REQUIRED TASK
Quote the entries in full, character for character, without their images.

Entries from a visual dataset
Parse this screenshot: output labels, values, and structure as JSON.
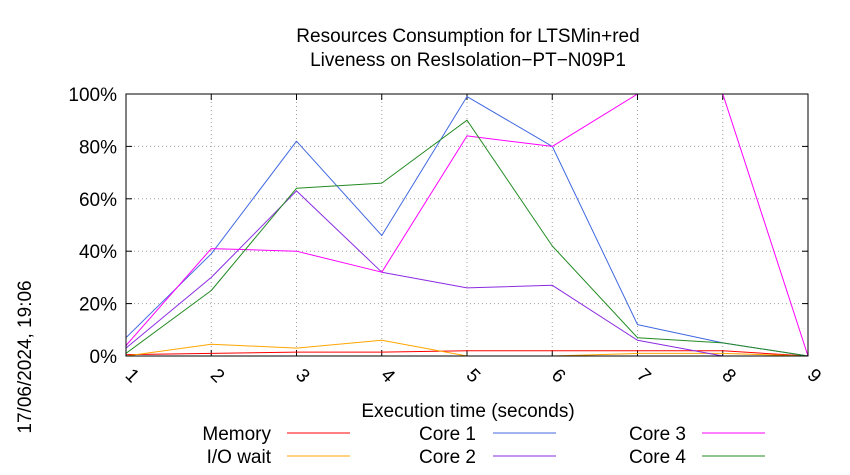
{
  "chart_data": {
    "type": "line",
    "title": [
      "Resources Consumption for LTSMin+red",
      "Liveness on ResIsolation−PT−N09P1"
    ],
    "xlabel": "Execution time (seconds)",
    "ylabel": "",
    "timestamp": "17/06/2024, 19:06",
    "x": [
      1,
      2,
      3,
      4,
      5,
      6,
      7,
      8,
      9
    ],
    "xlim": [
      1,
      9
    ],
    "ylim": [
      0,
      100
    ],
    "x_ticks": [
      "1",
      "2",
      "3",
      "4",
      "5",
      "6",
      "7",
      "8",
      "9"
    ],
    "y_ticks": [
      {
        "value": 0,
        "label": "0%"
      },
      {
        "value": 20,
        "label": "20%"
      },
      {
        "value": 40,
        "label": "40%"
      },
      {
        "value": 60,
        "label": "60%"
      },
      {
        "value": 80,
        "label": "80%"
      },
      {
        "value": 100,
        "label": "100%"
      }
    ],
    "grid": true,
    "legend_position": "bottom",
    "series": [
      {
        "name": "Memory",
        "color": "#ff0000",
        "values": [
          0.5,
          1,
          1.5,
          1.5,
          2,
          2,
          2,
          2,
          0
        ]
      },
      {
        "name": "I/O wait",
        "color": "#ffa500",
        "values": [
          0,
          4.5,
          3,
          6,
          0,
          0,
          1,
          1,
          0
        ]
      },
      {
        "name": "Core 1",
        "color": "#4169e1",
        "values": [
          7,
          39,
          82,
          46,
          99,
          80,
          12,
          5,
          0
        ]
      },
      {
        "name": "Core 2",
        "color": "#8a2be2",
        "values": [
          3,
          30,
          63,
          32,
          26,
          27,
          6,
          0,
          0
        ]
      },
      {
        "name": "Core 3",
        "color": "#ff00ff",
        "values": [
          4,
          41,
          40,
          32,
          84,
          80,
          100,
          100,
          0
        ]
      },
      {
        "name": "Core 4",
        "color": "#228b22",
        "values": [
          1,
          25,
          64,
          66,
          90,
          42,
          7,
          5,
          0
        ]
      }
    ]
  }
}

CORRECT OUTPUT
Parse this screenshot: output labels, values, and structure as JSON.
{
  "chart_data": {
    "type": "line",
    "title": [
      "Resources Consumption for LTSMin+red",
      "Liveness on ResIsolation−PT−N09P1"
    ],
    "xlabel": "Execution time (seconds)",
    "ylabel": "",
    "timestamp": "17/06/2024, 19:06",
    "x": [
      1,
      2,
      3,
      4,
      5,
      6,
      7,
      8,
      9
    ],
    "xlim": [
      1,
      9
    ],
    "ylim": [
      0,
      100
    ],
    "x_ticks": [
      "1",
      "2",
      "3",
      "4",
      "5",
      "6",
      "7",
      "8",
      "9"
    ],
    "y_ticks": [
      {
        "value": 0,
        "label": "0%"
      },
      {
        "value": 20,
        "label": "20%"
      },
      {
        "value": 40,
        "label": "40%"
      },
      {
        "value": 60,
        "label": "60%"
      },
      {
        "value": 80,
        "label": "80%"
      },
      {
        "value": 100,
        "label": "100%"
      }
    ],
    "grid": true,
    "legend_position": "bottom",
    "series": [
      {
        "name": "Memory",
        "color": "#ff0000",
        "values": [
          0.5,
          1,
          1.5,
          1.5,
          2,
          2,
          2,
          2,
          0
        ]
      },
      {
        "name": "I/O wait",
        "color": "#ffa500",
        "values": [
          0,
          4.5,
          3,
          6,
          0,
          0,
          1,
          1,
          0
        ]
      },
      {
        "name": "Core 1",
        "color": "#4169e1",
        "values": [
          7,
          39,
          82,
          46,
          99,
          80,
          12,
          5,
          0
        ]
      },
      {
        "name": "Core 2",
        "color": "#8a2be2",
        "values": [
          3,
          30,
          63,
          32,
          26,
          27,
          6,
          0,
          0
        ]
      },
      {
        "name": "Core 3",
        "color": "#ff00ff",
        "values": [
          4,
          41,
          40,
          32,
          84,
          80,
          100,
          100,
          0
        ]
      },
      {
        "name": "Core 4",
        "color": "#228b22",
        "values": [
          1,
          25,
          64,
          66,
          90,
          42,
          7,
          5,
          0
        ]
      }
    ]
  }
}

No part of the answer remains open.